#### [Work instructions]
All of the records below should be output exactly.

#### [Data records]
- - -

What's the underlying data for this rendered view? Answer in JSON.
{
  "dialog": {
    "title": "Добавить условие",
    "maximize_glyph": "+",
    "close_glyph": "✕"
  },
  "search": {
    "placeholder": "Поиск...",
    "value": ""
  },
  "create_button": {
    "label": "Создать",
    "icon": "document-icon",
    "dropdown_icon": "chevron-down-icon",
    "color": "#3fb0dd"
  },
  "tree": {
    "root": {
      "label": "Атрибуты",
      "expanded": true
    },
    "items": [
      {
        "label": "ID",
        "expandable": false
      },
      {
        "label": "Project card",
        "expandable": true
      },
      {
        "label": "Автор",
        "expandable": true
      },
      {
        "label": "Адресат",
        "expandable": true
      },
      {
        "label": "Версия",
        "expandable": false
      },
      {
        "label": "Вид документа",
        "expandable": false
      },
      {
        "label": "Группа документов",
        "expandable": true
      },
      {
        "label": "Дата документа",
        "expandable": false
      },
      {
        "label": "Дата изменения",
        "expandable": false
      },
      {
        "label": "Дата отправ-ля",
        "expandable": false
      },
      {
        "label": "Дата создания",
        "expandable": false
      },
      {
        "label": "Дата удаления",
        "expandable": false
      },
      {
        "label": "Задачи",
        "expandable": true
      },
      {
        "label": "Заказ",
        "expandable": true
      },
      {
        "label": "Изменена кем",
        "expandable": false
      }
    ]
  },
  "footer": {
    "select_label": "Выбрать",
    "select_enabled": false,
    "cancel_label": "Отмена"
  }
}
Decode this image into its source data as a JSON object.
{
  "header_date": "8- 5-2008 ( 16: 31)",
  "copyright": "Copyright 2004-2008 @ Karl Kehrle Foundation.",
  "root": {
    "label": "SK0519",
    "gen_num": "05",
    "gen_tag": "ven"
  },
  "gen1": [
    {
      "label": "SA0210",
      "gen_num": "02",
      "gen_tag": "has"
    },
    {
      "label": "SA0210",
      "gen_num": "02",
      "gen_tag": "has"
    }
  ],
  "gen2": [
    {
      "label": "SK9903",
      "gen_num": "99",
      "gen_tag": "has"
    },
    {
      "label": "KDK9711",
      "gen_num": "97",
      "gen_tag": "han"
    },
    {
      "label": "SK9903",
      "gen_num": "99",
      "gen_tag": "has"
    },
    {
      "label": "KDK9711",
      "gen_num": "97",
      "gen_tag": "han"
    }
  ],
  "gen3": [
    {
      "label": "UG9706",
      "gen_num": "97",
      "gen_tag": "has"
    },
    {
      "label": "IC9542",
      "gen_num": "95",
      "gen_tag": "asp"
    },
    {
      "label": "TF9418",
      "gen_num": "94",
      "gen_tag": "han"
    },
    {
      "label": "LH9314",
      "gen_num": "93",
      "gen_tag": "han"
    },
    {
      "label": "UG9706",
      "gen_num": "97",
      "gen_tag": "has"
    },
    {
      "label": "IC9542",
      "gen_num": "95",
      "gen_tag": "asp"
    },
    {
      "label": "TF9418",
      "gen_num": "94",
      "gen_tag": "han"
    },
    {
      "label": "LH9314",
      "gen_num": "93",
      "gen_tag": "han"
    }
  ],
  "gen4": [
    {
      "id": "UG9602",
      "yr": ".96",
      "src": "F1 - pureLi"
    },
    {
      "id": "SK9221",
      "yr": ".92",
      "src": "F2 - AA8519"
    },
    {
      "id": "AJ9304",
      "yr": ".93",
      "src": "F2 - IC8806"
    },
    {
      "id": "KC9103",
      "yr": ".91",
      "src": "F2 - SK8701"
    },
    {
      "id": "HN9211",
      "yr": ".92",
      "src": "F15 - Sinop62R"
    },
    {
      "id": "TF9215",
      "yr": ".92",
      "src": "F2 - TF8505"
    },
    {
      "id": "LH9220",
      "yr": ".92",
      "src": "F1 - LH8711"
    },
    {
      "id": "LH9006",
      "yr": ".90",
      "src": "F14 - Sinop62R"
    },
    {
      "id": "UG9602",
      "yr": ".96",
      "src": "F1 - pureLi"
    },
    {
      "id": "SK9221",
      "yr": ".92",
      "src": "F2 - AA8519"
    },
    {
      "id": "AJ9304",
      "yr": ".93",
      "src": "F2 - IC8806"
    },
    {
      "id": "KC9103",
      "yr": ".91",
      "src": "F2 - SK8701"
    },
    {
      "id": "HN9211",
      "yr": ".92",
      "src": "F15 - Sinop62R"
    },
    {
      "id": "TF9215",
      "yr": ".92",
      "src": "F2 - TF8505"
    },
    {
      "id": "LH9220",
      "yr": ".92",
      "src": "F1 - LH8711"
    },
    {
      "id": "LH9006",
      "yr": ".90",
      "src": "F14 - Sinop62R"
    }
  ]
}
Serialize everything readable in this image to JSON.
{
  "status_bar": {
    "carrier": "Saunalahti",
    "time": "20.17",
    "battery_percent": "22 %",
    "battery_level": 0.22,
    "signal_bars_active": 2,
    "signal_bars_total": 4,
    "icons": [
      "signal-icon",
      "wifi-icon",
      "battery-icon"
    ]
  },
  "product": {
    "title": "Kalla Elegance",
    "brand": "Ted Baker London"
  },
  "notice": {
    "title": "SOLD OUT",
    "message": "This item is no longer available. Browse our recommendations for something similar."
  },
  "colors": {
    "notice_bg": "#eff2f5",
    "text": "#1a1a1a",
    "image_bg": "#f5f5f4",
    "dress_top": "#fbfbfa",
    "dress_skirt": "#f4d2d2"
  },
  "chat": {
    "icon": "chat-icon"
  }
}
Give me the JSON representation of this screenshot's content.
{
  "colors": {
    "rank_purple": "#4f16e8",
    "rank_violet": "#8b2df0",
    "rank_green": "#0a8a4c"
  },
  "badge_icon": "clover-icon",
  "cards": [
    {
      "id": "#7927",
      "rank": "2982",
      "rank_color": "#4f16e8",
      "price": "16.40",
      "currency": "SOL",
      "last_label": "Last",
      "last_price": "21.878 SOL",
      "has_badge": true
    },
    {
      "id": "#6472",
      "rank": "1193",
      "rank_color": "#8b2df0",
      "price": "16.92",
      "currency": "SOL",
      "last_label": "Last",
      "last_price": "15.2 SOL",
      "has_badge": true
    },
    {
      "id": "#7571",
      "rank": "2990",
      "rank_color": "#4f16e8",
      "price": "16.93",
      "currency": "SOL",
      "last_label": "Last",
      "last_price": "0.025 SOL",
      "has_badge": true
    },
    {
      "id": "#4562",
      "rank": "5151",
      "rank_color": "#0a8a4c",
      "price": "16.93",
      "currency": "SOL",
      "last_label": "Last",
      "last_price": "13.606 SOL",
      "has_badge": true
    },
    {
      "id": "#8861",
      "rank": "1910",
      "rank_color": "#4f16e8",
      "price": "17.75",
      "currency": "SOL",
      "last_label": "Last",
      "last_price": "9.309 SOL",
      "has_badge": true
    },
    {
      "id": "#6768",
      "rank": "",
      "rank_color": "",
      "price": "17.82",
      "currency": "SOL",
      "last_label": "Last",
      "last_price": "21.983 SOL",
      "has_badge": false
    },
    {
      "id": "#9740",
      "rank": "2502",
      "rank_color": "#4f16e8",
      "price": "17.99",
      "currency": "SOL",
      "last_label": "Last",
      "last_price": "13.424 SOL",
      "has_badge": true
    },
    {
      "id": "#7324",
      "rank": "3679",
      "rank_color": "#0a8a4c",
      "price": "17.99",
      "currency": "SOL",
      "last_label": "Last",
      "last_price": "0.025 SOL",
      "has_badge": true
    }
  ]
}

- - -

#### [Answer in full]
What's the underlying data for this rendered view? Answer in JSON.
{
  "dialog": {
    "title": "Добавить условие",
    "maximize_glyph": "+",
    "close_glyph": "✕"
  },
  "search": {
    "placeholder": "Поиск...",
    "value": ""
  },
  "create_button": {
    "label": "Создать",
    "icon": "document-icon",
    "dropdown_icon": "chevron-down-icon",
    "color": "#3fb0dd"
  },
  "tree": {
    "root": {
      "label": "Атрибуты",
      "expanded": true
    },
    "items": [
      {
        "label": "ID",
        "expandable": false
      },
      {
        "label": "Project card",
        "expandable": true
      },
      {
        "label": "Автор",
        "expandable": true
      },
      {
        "label": "Адресат",
        "expandable": true
      },
      {
        "label": "Версия",
        "expandable": false
      },
      {
        "label": "Вид документа",
        "expandable": false
      },
      {
        "label": "Группа документов",
        "expandable": true
      },
      {
        "label": "Дата документа",
        "expandable": false
      },
      {
        "label": "Дата изменения",
        "expandable": false
      },
      {
        "label": "Дата отправ-ля",
        "expandable": false
      },
      {
        "label": "Дата создания",
        "expandable": false
      },
      {
        "label": "Дата удаления",
        "expandable": false
      },
      {
        "label": "Задачи",
        "expandable": true
      },
      {
        "label": "Заказ",
        "expandable": true
      },
      {
        "label": "Изменена кем",
        "expandable": false
      }
    ]
  },
  "footer": {
    "select_label": "Выбрать",
    "select_enabled": false,
    "cancel_label": "Отмена"
  }
}
Decode this image into its source data as a JSON object.
{
  "header_date": "8- 5-2008 ( 16: 31)",
  "copyright": "Copyright 2004-2008 @ Karl Kehrle Foundation.",
  "root": {
    "label": "SK0519",
    "gen_num": "05",
    "gen_tag": "ven"
  },
  "gen1": [
    {
      "label": "SA0210",
      "gen_num": "02",
      "gen_tag": "has"
    },
    {
      "label": "SA0210",
      "gen_num": "02",
      "gen_tag": "has"
    }
  ],
  "gen2": [
    {
      "label": "SK9903",
      "gen_num": "99",
      "gen_tag": "has"
    },
    {
      "label": "KDK9711",
      "gen_num": "97",
      "gen_tag": "han"
    },
    {
      "label": "SK9903",
      "gen_num": "99",
      "gen_tag": "has"
    },
    {
      "label": "KDK9711",
      "gen_num": "97",
      "gen_tag": "han"
    }
  ],
  "gen3": [
    {
      "label": "UG9706",
      "gen_num": "97",
      "gen_tag": "has"
    },
    {
      "label": "IC9542",
      "gen_num": "95",
      "gen_tag": "asp"
    },
    {
      "label": "TF9418",
      "gen_num": "94",
      "gen_tag": "han"
    },
    {
      "label": "LH9314",
      "gen_num": "93",
      "gen_tag": "han"
    },
    {
      "label": "UG9706",
      "gen_num": "97",
      "gen_tag": "has"
    },
    {
      "label": "IC9542",
      "gen_num": "95",
      "gen_tag": "asp"
    },
    {
      "label": "TF9418",
      "gen_num": "94",
      "gen_tag": "han"
    },
    {
      "label": "LH9314",
      "gen_num": "93",
      "gen_tag": "han"
    }
  ],
  "gen4": [
    {
      "id": "UG9602",
      "yr": ".96",
      "src": "F1 - pureLi"
    },
    {
      "id": "SK9221",
      "yr": ".92",
      "src": "F2 - AA8519"
    },
    {
      "id": "AJ9304",
      "yr": ".93",
      "src": "F2 - IC8806"
    },
    {
      "id": "KC9103",
      "yr": ".91",
      "src": "F2 - SK8701"
    },
    {
      "id": "HN9211",
      "yr": ".92",
      "src": "F15 - Sinop62R"
    },
    {
      "id": "TF9215",
      "yr": ".92",
      "src": "F2 - TF8505"
    },
    {
      "id": "LH9220",
      "yr": ".92",
      "src": "F1 - LH8711"
    },
    {
      "id": "LH9006",
      "yr": ".90",
      "src": "F14 - Sinop62R"
    },
    {
      "id": "UG9602",
      "yr": ".96",
      "src": "F1 - pureLi"
    },
    {
      "id": "SK9221",
      "yr": ".92",
      "src": "F2 - AA8519"
    },
    {
      "id": "AJ9304",
      "yr": ".93",
      "src": "F2 - IC8806"
    },
    {
      "id": "KC9103",
      "yr": ".91",
      "src": "F2 - SK8701"
    },
    {
      "id": "HN9211",
      "yr": ".92",
      "src": "F15 - Sinop62R"
    },
    {
      "id": "TF9215",
      "yr": ".92",
      "src": "F2 - TF8505"
    },
    {
      "id": "LH9220",
      "yr": ".92",
      "src": "F1 - LH8711"
    },
    {
      "id": "LH9006",
      "yr": ".90",
      "src": "F14 - Sinop62R"
    }
  ]
}
Serialize everything readable in this image to JSON.
{
  "status_bar": {
    "carrier": "Saunalahti",
    "time": "20.17",
    "battery_percent": "22 %",
    "battery_level": 0.22,
    "signal_bars_active": 2,
    "signal_bars_total": 4,
    "icons": [
      "signal-icon",
      "wifi-icon",
      "battery-icon"
    ]
  },
  "product": {
    "title": "Kalla Elegance",
    "brand": "Ted Baker London"
  },
  "notice": {
    "title": "SOLD OUT",
    "message": "This item is no longer available. Browse our recommendations for something similar."
  },
  "colors": {
    "notice_bg": "#eff2f5",
    "text": "#1a1a1a",
    "image_bg": "#f5f5f4",
    "dress_top": "#fbfbfa",
    "dress_skirt": "#f4d2d2"
  },
  "chat": {
    "icon": "chat-icon"
  }
}
Give me the JSON representation of this screenshot's content.
{
  "colors": {
    "rank_purple": "#4f16e8",
    "rank_violet": "#8b2df0",
    "rank_green": "#0a8a4c"
  },
  "badge_icon": "clover-icon",
  "cards": [
    {
      "id": "#7927",
      "rank": "2982",
      "rank_color": "#4f16e8",
      "price": "16.40",
      "currency": "SOL",
      "last_label": "Last",
      "last_price": "21.878 SOL",
      "has_badge": true
    },
    {
      "id": "#6472",
      "rank": "1193",
      "rank_color": "#8b2df0",
      "price": "16.92",
      "currency": "SOL",
      "last_label": "Last",
      "last_price": "15.2 SOL",
      "has_badge": true
    },
    {
      "id": "#7571",
      "rank": "2990",
      "rank_color": "#4f16e8",
      "price": "16.93",
      "currency": "SOL",
      "last_label": "Last",
      "last_price": "0.025 SOL",
      "has_badge": true
    },
    {
      "id": "#4562",
      "rank": "5151",
      "rank_color": "#0a8a4c",
      "price": "16.93",
      "currency": "SOL",
      "last_label": "Last",
      "last_price": "13.606 SOL",
      "has_badge": true
    },
    {
      "id": "#8861",
      "rank": "1910",
      "rank_color": "#4f16e8",
      "price": "17.75",
      "currency": "SOL",
      "last_label": "Last",
      "last_price": "9.309 SOL",
      "has_badge": true
    },
    {
      "id": "#6768",
      "rank": "",
      "rank_color": "",
      "price": "17.82",
      "currency": "SOL",
      "last_label": "Last",
      "last_price": "21.983 SOL",
      "has_badge": false
    },
    {
      "id": "#9740",
      "rank": "2502",
      "rank_color": "#4f16e8",
      "price": "17.99",
      "currency": "SOL",
      "last_label": "Last",
      "last_price": "13.424 SOL",
      "has_badge": true
    },
    {
      "id": "#7324",
      "rank": "3679",
      "rank_color": "#0a8a4c",
      "price": "17.99",
      "currency": "SOL",
      "last_label": "Last",
      "last_price": "0.025 SOL",
      "has_badge": true
    }
  ]
}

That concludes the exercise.